Brief:
Gather up all lines that carry the word "accueil".
====
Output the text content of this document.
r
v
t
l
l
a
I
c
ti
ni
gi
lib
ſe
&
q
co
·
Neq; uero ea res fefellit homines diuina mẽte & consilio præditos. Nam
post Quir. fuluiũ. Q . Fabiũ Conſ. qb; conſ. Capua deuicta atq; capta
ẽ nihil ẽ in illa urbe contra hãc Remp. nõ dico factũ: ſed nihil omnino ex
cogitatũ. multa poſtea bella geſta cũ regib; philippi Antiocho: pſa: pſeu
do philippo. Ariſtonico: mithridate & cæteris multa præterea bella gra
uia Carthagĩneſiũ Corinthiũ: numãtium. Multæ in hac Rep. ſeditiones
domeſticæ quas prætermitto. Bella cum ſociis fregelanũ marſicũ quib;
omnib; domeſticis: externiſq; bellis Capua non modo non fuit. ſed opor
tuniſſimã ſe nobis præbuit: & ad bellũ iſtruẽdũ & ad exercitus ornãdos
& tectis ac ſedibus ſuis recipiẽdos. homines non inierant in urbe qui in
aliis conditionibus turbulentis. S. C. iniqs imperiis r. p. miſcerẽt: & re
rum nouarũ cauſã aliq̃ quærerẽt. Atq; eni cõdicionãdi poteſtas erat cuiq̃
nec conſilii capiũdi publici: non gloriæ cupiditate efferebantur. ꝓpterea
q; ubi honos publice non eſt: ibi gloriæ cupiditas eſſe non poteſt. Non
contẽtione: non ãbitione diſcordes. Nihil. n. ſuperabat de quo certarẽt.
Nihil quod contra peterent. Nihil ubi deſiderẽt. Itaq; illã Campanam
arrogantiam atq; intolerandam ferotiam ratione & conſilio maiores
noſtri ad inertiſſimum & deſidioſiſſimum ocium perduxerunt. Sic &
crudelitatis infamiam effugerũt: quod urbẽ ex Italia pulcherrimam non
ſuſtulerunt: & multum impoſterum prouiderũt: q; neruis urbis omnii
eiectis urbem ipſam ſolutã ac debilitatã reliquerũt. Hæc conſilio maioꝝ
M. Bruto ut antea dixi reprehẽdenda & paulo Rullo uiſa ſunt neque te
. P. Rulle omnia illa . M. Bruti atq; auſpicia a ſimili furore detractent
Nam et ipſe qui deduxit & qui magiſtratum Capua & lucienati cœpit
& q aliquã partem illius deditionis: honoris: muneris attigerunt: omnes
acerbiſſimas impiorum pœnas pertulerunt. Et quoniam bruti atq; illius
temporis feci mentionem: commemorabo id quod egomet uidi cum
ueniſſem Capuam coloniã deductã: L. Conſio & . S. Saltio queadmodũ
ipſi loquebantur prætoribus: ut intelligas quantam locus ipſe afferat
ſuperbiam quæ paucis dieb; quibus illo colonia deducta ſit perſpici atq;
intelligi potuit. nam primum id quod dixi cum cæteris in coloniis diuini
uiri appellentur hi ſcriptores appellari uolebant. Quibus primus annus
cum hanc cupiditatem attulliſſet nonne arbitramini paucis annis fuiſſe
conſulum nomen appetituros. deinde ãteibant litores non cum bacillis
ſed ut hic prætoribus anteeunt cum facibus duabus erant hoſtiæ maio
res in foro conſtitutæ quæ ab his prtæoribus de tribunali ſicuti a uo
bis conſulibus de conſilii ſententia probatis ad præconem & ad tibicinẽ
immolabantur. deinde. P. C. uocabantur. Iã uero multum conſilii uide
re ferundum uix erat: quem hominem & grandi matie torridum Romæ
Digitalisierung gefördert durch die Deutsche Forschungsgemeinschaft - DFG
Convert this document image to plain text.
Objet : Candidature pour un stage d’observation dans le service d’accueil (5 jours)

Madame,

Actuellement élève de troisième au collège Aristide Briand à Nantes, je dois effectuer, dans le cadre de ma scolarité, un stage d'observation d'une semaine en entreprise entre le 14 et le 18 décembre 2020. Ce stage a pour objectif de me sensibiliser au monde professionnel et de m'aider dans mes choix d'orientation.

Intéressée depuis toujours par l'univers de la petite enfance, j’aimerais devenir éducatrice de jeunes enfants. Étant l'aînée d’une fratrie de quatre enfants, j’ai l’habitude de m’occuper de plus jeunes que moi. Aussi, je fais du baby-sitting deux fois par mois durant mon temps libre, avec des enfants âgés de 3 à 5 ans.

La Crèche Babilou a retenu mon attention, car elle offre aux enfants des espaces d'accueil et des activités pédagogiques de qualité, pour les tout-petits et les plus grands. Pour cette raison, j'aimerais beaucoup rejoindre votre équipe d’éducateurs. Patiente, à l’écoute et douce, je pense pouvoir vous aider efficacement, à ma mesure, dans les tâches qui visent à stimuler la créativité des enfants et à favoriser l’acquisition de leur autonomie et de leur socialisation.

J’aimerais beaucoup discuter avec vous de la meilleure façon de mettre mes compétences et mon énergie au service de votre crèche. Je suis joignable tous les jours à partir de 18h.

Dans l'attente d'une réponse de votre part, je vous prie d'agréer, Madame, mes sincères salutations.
====
Solution to this exercise:
Objet : Candidature pour un stage d’observation dans le service d’accueil (5 jours)
La Crèche Babilou a retenu mon attention, car elle offre aux enfants des espaces d'accueil et des activités pédagogiques de qualité, pour les tout-petits et les plus grands. Pour cette raison, j'aimerais beaucoup rejoindre votre équipe d’éducateurs. Patiente, à l’écoute et douce, je pense pouvoir vous aider efficacement, à ma mesure, dans les tâches qui visent à stimuler la créativité des enfants et à favoriser l’acquisition de leur autonomie et de leur socialisation.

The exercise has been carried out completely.